═════ Document segment

Public real estate M&A transactions typically include an array of deal protections and closing conditions that are heavily negotiated. ‘No-shop’ covenants are often included, which prevent the target from soliciting bids from other potential acquirers, but such provisions are uniformly subject to ‘fiduciary out’ provisions allowing the board to provide information to, and negotiate with, another bidder. Sometimes, particularly in private equity deals, the parties agree to ‘go-shop’ provisions that allow the target to affirmatively solicit competing bids for a limited period of time and, if that process leads to a superior deal during that period (or sometimes even later, if with a bidder who had surfaced during that period) then the size of the termination fee is significantly reduced. Under a no-shop or a go-shop, if a superior proposal surfaces, the bidder normally has ‘matching rights’ for several days before the target board is permitted to exercise its rights to withdraw its recommendation of the original deal and, if it has actual termination rights, before it can exercise such rights. Termination or break-up fees payable by the target (see question 10) somewhat reduce the bidder’s risk of a competing bid and provide some compensation if it is outbid.
Also heavily negotiated are the target’s rights if the acquirer fails to close, whether because of breach or a failure of its lenders to fund even though the acquirer did not breach (see question 29). Another heavily negotiated provision in real estate M&A purchase agreements is the exact scope of the ubiquitous closing condition that the target not have suffered a material adverse effect that is continuing as of the closing.Environmental liability
Who typically bears responsibility for environmental remediation following the closing of a real estate business combination? What contractual provisions regarding environmental liability do parties usually agree?

══════════
═════ Data for review

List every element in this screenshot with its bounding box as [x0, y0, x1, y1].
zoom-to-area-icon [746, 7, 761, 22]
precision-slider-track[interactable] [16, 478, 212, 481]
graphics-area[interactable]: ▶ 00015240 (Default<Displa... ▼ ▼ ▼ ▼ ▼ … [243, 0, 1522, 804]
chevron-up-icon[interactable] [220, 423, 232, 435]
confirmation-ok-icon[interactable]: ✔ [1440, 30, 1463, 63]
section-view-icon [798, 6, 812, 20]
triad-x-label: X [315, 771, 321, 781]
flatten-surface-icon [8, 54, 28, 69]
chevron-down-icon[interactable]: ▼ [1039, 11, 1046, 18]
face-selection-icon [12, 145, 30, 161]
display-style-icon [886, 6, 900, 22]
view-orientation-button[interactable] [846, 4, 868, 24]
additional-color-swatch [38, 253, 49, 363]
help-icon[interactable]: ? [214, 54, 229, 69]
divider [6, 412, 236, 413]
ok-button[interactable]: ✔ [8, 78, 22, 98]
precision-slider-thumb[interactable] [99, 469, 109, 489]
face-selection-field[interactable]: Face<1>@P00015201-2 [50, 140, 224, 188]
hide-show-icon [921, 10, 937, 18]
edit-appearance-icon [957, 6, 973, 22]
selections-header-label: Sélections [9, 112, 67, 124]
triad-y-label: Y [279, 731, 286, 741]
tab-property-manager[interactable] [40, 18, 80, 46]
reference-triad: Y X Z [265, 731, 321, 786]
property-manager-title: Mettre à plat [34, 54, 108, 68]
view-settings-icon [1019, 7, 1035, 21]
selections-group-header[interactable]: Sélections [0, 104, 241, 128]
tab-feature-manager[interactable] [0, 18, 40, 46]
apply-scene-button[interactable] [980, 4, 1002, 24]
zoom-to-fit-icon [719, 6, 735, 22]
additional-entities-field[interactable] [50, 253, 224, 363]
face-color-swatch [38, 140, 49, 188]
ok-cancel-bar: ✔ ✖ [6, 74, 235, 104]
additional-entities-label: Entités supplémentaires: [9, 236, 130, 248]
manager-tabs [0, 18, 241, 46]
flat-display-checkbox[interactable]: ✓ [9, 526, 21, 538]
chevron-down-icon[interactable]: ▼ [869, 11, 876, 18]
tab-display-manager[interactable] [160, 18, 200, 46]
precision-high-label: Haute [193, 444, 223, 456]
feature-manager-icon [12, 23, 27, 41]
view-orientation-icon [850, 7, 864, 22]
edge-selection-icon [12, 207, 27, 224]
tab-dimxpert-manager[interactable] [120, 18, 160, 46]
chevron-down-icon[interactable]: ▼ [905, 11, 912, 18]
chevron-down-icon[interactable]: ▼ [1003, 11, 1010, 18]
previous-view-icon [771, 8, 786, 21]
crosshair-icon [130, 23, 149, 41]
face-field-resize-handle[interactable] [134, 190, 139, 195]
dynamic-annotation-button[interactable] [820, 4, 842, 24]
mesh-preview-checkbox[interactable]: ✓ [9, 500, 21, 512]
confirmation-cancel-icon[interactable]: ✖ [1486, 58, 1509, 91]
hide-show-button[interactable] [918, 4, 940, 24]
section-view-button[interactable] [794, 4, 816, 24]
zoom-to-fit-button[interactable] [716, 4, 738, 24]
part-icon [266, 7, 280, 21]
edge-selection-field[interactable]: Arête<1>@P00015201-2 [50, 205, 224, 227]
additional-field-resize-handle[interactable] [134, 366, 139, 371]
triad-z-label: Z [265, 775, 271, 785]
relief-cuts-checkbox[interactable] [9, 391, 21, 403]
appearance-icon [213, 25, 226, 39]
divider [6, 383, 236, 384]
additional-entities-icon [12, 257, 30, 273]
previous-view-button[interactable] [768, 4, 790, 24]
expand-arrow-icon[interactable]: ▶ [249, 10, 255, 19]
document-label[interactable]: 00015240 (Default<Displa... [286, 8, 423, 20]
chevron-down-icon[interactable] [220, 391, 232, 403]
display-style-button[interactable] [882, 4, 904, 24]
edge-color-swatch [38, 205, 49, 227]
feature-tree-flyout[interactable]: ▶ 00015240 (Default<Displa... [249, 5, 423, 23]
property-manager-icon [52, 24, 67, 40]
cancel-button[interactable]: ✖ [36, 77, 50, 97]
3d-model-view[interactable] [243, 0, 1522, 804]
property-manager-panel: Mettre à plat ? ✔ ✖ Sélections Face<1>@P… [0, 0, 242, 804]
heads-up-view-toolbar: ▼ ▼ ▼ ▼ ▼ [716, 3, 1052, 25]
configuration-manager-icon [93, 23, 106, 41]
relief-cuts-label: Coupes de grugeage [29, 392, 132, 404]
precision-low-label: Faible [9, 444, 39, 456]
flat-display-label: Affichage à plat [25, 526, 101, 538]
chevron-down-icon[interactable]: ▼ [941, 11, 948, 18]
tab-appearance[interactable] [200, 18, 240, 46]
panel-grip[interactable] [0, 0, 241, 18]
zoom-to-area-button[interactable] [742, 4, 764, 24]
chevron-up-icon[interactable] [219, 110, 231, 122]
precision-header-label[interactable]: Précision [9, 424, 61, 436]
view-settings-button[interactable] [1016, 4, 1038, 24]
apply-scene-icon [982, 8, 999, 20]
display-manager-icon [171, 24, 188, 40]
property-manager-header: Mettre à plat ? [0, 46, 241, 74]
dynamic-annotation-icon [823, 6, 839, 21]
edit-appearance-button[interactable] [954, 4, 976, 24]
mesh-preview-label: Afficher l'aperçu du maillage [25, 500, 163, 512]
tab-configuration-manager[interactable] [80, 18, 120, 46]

══════════

§ What the exercise asks
Supply the next part of the real estate M&A text, beginning right after its final sentence. The lines are separate material from the real estate M&A text.

§ Your response
In public-company sales, including public REITs, the acquired company continues to have the pre-closing liabilities and the selling shareholders retain no liability post-closing. The acquirer typically has the right to inspect the properties to gauge the scope of its potential liability and may require the target to perform environmental testing of the properties to assess liability. In some cases, the parties may negotiate environmental insurance coverage for known clean-up issues.Other typical liability issues
What other liability issues are typically major points of negotiation in the context of a real estate business combination?
As described in question 22, in a public-company real estate acquisition the selling shareholders do not retain any liability or risk of liability post-closing. Conversely, in the context of a private M&A deal, the sellers will often retain some risk of pre-closing liabilities. The scope of the liability risk the sellers agree to keep post-closing is the subject of significant negotiation. Issues include the threshold of damages giving rise to a claim, the cap on overall damages and the way in which the seller gives the acquirer comfort that it will be able to perform its obligation (eg, establishing an escrow arrangement, a holdback by the target or by delivering a guarantee from a creditworthy entity).Sellers’ representations regarding leases
In the context of a real estate business combination, what are the typical representations and covenants made by a seller regarding existing and new leases?
Common lease-related R&Ws include those relating to whether there are any defaults under leases in place, any outstanding amounts owed to tenants under the leases and whether the leases contain any right for the tenant to purchase an individual property. Typically, there will be a covenant in the purchase agreement preventing the target from entering into any new lease or leases above certain thresholds between signing and closing and restrictions on terminating existing leases.